====== Data

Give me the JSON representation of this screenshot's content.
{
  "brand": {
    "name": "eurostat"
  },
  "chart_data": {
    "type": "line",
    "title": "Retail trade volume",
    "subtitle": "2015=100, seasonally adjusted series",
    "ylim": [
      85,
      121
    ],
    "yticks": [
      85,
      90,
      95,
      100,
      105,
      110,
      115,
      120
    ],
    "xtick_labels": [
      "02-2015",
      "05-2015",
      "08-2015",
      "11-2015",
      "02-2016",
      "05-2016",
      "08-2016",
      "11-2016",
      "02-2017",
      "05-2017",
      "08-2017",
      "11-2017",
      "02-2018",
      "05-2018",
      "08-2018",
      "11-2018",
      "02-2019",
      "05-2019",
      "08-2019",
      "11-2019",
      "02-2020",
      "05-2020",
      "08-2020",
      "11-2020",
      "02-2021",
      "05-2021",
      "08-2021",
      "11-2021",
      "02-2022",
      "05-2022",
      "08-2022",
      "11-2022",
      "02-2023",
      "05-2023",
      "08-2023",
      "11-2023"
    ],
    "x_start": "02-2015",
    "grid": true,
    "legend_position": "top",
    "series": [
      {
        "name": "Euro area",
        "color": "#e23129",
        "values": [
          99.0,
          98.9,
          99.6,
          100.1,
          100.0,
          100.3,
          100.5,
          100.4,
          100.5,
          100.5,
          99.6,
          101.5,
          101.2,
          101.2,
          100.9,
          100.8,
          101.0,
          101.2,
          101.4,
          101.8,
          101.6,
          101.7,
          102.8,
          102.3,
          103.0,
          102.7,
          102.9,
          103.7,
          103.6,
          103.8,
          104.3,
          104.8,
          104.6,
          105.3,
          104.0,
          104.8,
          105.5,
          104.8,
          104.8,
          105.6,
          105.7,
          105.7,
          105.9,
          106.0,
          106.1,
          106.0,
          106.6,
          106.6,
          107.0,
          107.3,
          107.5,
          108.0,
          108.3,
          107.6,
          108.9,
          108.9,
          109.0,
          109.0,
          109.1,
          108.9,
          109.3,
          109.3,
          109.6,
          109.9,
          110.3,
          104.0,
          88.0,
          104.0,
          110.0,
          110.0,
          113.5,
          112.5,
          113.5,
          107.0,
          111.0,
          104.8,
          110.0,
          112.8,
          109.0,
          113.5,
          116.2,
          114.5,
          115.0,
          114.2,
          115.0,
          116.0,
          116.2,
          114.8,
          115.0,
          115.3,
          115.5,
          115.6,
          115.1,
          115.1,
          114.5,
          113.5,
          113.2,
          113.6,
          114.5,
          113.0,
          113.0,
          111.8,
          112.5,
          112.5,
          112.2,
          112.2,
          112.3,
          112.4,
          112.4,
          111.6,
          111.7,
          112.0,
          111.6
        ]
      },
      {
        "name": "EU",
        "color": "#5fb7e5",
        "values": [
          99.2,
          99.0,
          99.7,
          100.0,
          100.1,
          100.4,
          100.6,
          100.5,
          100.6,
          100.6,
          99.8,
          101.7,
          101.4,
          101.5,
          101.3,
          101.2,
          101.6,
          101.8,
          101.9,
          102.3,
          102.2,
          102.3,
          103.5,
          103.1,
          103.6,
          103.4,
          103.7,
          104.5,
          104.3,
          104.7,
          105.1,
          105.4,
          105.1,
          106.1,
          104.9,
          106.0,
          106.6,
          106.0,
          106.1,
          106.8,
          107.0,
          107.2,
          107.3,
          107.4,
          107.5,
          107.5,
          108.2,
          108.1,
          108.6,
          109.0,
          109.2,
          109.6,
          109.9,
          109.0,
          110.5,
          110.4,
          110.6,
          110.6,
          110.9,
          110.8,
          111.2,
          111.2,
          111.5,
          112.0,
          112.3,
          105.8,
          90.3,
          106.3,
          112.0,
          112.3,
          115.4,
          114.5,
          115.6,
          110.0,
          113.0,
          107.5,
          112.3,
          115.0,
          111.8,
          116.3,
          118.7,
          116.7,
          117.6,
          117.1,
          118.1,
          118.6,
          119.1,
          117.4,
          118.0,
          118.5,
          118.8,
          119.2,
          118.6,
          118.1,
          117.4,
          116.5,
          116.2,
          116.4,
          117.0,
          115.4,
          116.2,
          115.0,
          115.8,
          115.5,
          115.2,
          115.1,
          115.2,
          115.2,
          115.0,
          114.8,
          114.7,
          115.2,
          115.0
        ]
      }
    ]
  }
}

============

### Short task
Go through the listing above and pull out each line containing the word "name".

### Finished answer
    "name": "eurostat"
        "name": "Euro area",
        "name": "EU",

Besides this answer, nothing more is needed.